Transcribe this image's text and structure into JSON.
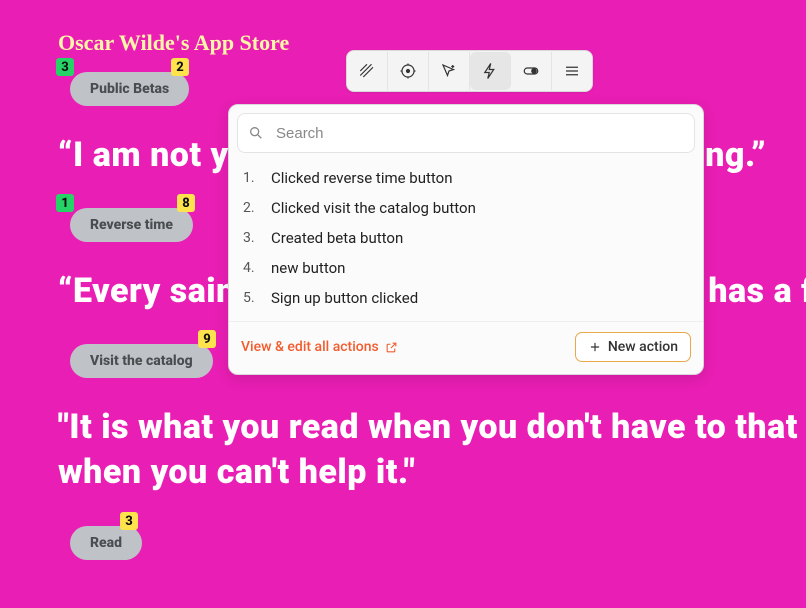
{
  "title": "Oscar Wilde's App Store",
  "buttons": {
    "public_betas": "Public Betas",
    "reverse_time": "Reverse time",
    "visit_catalog": "Visit the catalog",
    "read": "Read"
  },
  "quotes": {
    "q1": "“I am not young enough to know everything.”",
    "q2": "“Every saint has a past, and every sinner has a future.”",
    "q3": "\"It is what you read when you don't have to that determines",
    "q3b": "when you can't help it.\""
  },
  "badges": {
    "pb_left": "3",
    "pb_right": "2",
    "rt_left": "1",
    "rt_right": "8",
    "vc_right": "9",
    "read_right": "3"
  },
  "panel": {
    "search_placeholder": "Search",
    "items": [
      {
        "n": "1.",
        "label": "Clicked reverse time button"
      },
      {
        "n": "2.",
        "label": "Clicked visit the catalog button"
      },
      {
        "n": "3.",
        "label": "Created beta button"
      },
      {
        "n": "4.",
        "label": "new button"
      },
      {
        "n": "5.",
        "label": "Sign up button clicked"
      }
    ],
    "view_all": "View & edit all actions",
    "new_action": "New action"
  }
}
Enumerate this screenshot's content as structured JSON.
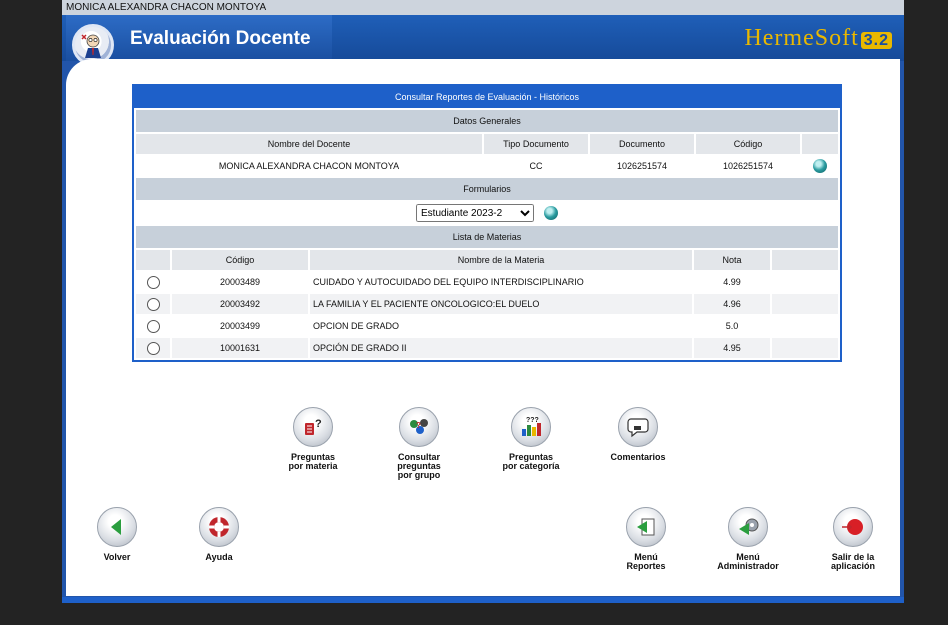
{
  "user_name": "MONICA ALEXANDRA CHACON MONTOYA",
  "app": {
    "title": "Evaluación Docente",
    "brand": "HermeSoft",
    "version": "3.2"
  },
  "panel": {
    "title": "Consultar Reportes de Evaluación - Históricos",
    "general_section": "Datos Generales",
    "general_headers": [
      "Nombre del Docente",
      "Tipo Documento",
      "Documento",
      "Código"
    ],
    "general_row": {
      "name": "MONICA ALEXANDRA CHACON MONTOYA",
      "doc_type": "CC",
      "document": "1026251574",
      "code": "1026251574"
    },
    "forms_section": "Formularios",
    "form_selected": "Estudiante 2023-2",
    "subjects_section": "Lista de Materias",
    "subjects_headers": [
      "Código",
      "Nombre de la Materia",
      "Nota"
    ],
    "subjects": [
      {
        "code": "20003489",
        "name": "CUIDADO Y AUTOCUIDADO DEL EQUIPO INTERDISCIPLINARIO",
        "grade": "4.99"
      },
      {
        "code": "20003492",
        "name": "LA FAMILIA Y EL PACIENTE ONCOLOGICO:EL DUELO",
        "grade": "4.96"
      },
      {
        "code": "20003499",
        "name": "OPCION DE GRADO",
        "grade": "5.0"
      },
      {
        "code": "10001631",
        "name": "OPCIÓN DE GRADO II",
        "grade": "4.95"
      }
    ]
  },
  "actions": {
    "by_subject": [
      "Preguntas",
      "por materia"
    ],
    "by_group": [
      "Consultar",
      "preguntas",
      "por grupo"
    ],
    "by_category": [
      "Preguntas",
      "por categoría"
    ],
    "comments": [
      "Comentarios"
    ]
  },
  "nav": {
    "back": "Volver",
    "help": "Ayuda",
    "reports_menu": [
      "Menú",
      "Reportes"
    ],
    "admin_menu": [
      "Menú",
      "Administrador"
    ],
    "exit": [
      "Salir de la",
      "aplicación"
    ]
  },
  "colors": {
    "header_blue": "#1e60c9",
    "section_gray": "#c7d0da",
    "brand_gold": "#e9b800"
  }
}
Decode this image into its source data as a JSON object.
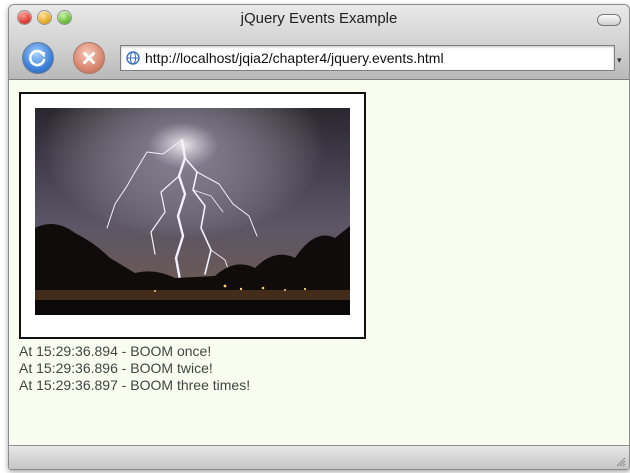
{
  "window": {
    "title": "jQuery Events Example"
  },
  "toolbar": {
    "reload_icon": "reload-icon",
    "stop_icon": "stop-icon",
    "url": "http://localhost/jqia2/chapter4/jquery.events.html"
  },
  "content": {
    "image": "lightning-photo",
    "log": [
      "At 15:29:36.894 - BOOM once!",
      "At 15:29:36.896 - BOOM twice!",
      "At 15:29:36.897 - BOOM three times!"
    ]
  }
}
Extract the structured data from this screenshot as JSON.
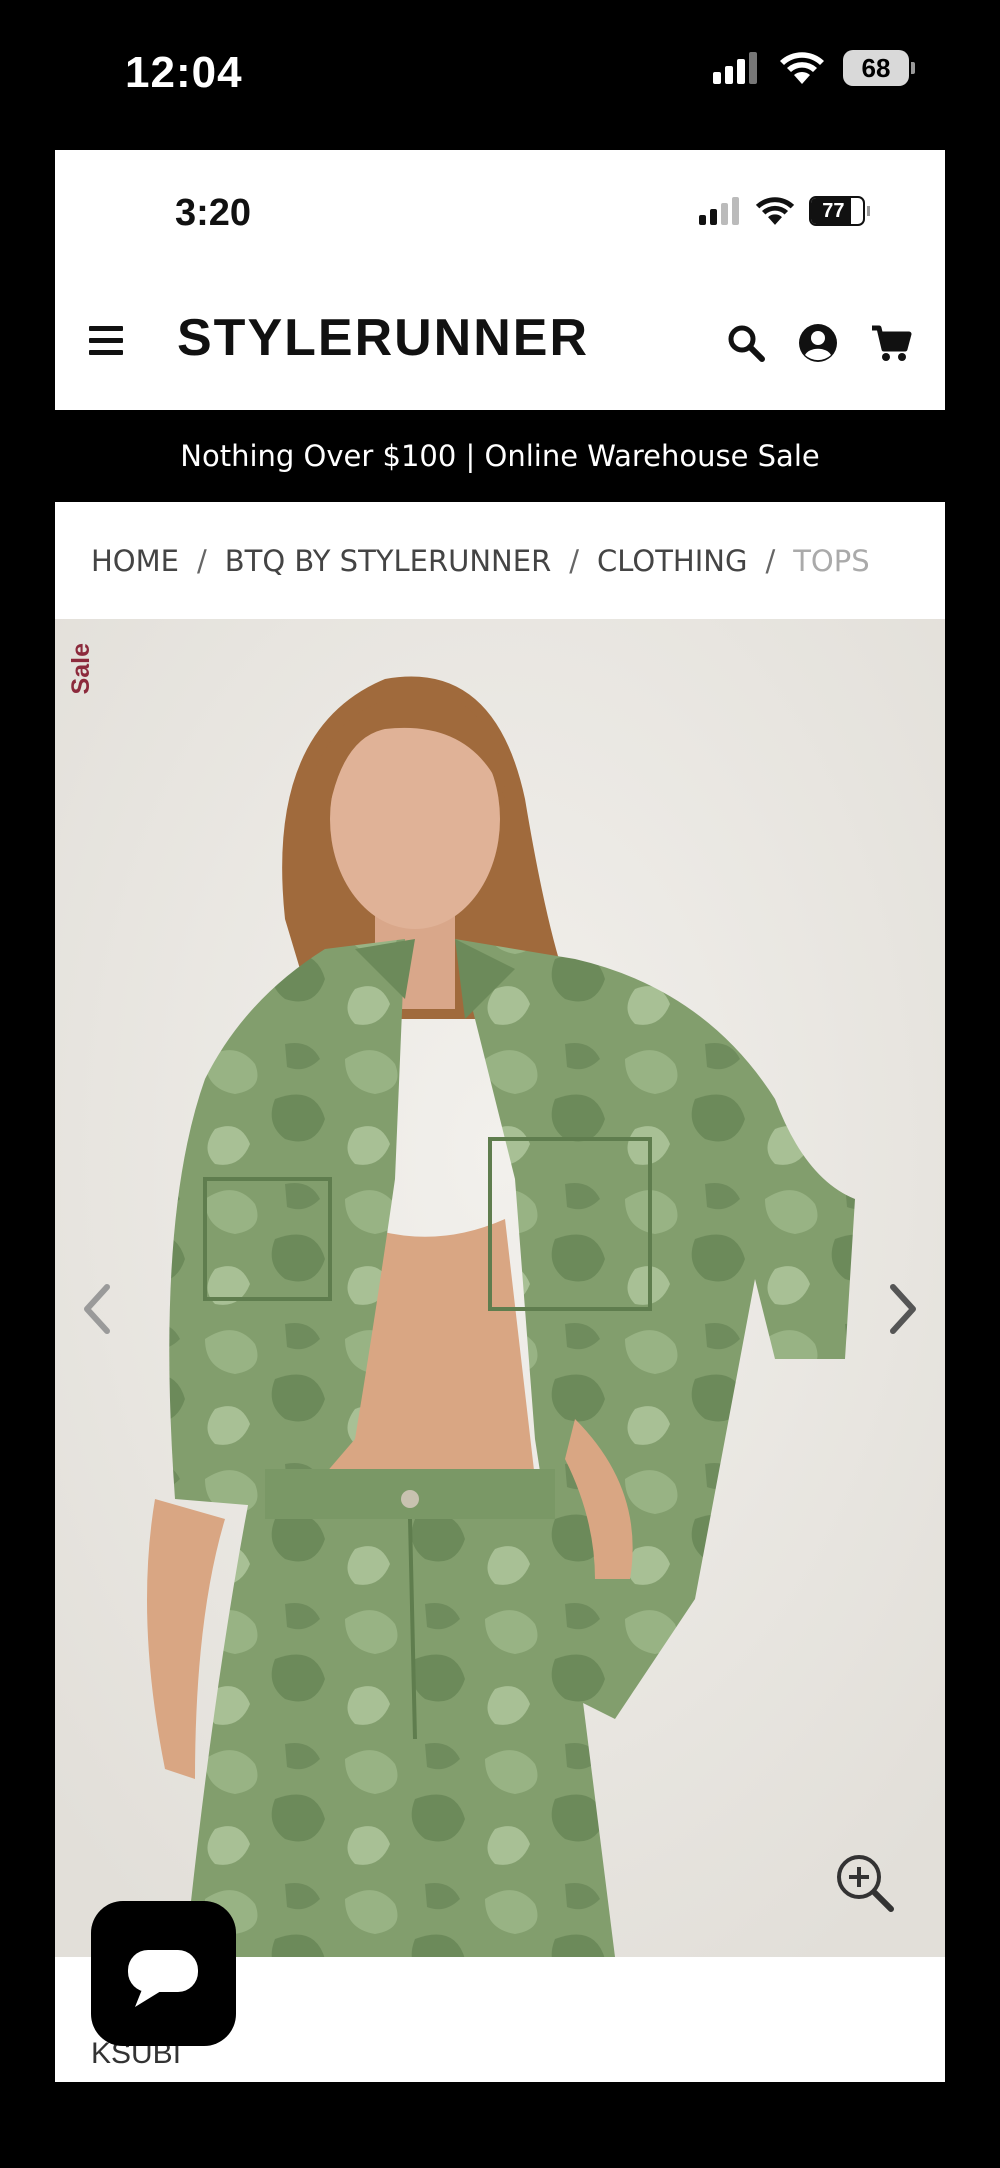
{
  "outer_status": {
    "time": "12:04",
    "battery": "68"
  },
  "inner_status": {
    "time": "3:20",
    "battery": "77"
  },
  "header": {
    "brand": "STYLERUNNER"
  },
  "promo": {
    "text": "Nothing Over $100 | Online Warehouse Sale"
  },
  "breadcrumb": {
    "items": [
      "HOME",
      "BTQ BY STYLERUNNER",
      "CLOTHING",
      "TOPS"
    ],
    "separator": "/"
  },
  "product": {
    "badge": "Sale",
    "brand": "KSUBI"
  },
  "colors": {
    "sale": "#8c2a3c",
    "camo_base": "#7e9a6a",
    "background": "#ece9e4"
  },
  "icons": [
    "menu-icon",
    "search-icon",
    "account-icon",
    "cart-icon",
    "chevron-left-icon",
    "chevron-right-icon",
    "zoom-in-icon",
    "chat-icon",
    "signal-icon",
    "wifi-icon",
    "battery-icon"
  ]
}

-.-.-

GIVEN INSTRUCTION:
Transcribe the records verbatim and omit the images.

PROBLEM SOLUTION:
Transcribe this image's text and structure into JSON.
{
  "title": "Oscar Wilde's App Store",
  "buttons": {
    "public_betas": "Public Betas",
    "reverse_time": "Reverse time",
    "visit_catalog": "Visit the catalog",
    "read": "Read"
  },
  "quotes": {
    "q1": "“I am not young enough to know everything.”",
    "q2": "“Every saint has a past, and every sinner has a future.”",
    "q3": "\"It is what you read when you don't have to that determines",
    "q3b": "when you can't help it.\""
  },
  "badges": {
    "pb_left": "3",
    "pb_right": "2",
    "rt_left": "1",
    "rt_right": "8",
    "vc_right": "9",
    "read_right": "3"
  },
  "panel": {
    "search_placeholder": "Search",
    "items": [
      {
        "n": "1.",
        "label": "Clicked reverse time button"
      },
      {
        "n": "2.",
        "label": "Clicked visit the catalog button"
      },
      {
        "n": "3.",
        "label": "Created beta button"
      },
      {
        "n": "4.",
        "label": "new button"
      },
      {
        "n": "5.",
        "label": "Sign up button clicked"
      }
    ],
    "view_all": "View & edit all actions",
    "new_action": "New action"
  }
}
Enumerate this screenshot's content as structured JSON.
{
  "user_name": "MONICA ALEXANDRA CHACON MONTOYA",
  "app": {
    "title": "Evaluación Docente",
    "brand": "HermeSoft",
    "version": "3.2"
  },
  "panel": {
    "title": "Consultar Reportes de Evaluación - Históricos",
    "general_section": "Datos Generales",
    "general_headers": [
      "Nombre del Docente",
      "Tipo Documento",
      "Documento",
      "Código"
    ],
    "general_row": {
      "name": "MONICA ALEXANDRA CHACON MONTOYA",
      "doc_type": "CC",
      "document": "1026251574",
      "code": "1026251574"
    },
    "forms_section": "Formularios",
    "form_selected": "Estudiante 2023-2",
    "subjects_section": "Lista de Materias",
    "subjects_headers": [
      "Código",
      "Nombre de la Materia",
      "Nota"
    ],
    "subjects": [
      {
        "code": "20003489",
        "name": "CUIDADO Y AUTOCUIDADO DEL EQUIPO INTERDISCIPLINARIO",
        "grade": "4.99"
      },
      {
        "code": "20003492",
        "name": "LA FAMILIA Y EL PACIENTE ONCOLOGICO:EL DUELO",
        "grade": "4.96"
      },
      {
        "code": "20003499",
        "name": "OPCION DE GRADO",
        "grade": "5.0"
      },
      {
        "code": "10001631",
        "name": "OPCIÓN DE GRADO II",
        "grade": "4.95"
      }
    ]
  },
  "actions": {
    "by_subject": [
      "Preguntas",
      "por materia"
    ],
    "by_group": [
      "Consultar",
      "preguntas",
      "por grupo"
    ],
    "by_category": [
      "Preguntas",
      "por categoría"
    ],
    "comments": [
      "Comentarios"
    ]
  },
  "nav": {
    "back": "Volver",
    "help": "Ayuda",
    "reports_menu": [
      "Menú",
      "Reportes"
    ],
    "admin_menu": [
      "Menú",
      "Administrador"
    ],
    "exit": [
      "Salir de la",
      "aplicación"
    ]
  },
  "colors": {
    "header_blue": "#1e60c9",
    "section_gray": "#c7d0da",
    "brand_gold": "#e9b800"
  }
}
Decode this image into its source data as a JSON object.
{
  "window": {
    "title": "jQuery Events Example"
  },
  "toolbar": {
    "reload_icon": "reload-icon",
    "stop_icon": "stop-icon",
    "url": "http://localhost/jqia2/chapter4/jquery.events.html"
  },
  "content": {
    "image": "lightning-photo",
    "log": [
      "At 15:29:36.894 - BOOM once!",
      "At 15:29:36.896 - BOOM twice!",
      "At 15:29:36.897 - BOOM three times!"
    ]
  }
}
Extract the structured data from this screenshot as JSON.
{
  "outer_status": {
    "time": "12:04",
    "battery": "68"
  },
  "inner_status": {
    "time": "3:20",
    "battery": "77"
  },
  "header": {
    "brand": "STYLERUNNER"
  },
  "promo": {
    "text": "Nothing Over $100 | Online Warehouse Sale"
  },
  "breadcrumb": {
    "items": [
      "HOME",
      "BTQ BY STYLERUNNER",
      "CLOTHING",
      "TOPS"
    ],
    "separator": "/"
  },
  "product": {
    "badge": "Sale",
    "brand": "KSUBI"
  },
  "colors": {
    "sale": "#8c2a3c",
    "camo_base": "#7e9a6a",
    "background": "#ece9e4"
  },
  "icons": [
    "menu-icon",
    "search-icon",
    "account-icon",
    "cart-icon",
    "chevron-left-icon",
    "chevron-right-icon",
    "zoom-in-icon",
    "chat-icon",
    "signal-icon",
    "wifi-icon",
    "battery-icon"
  ]
}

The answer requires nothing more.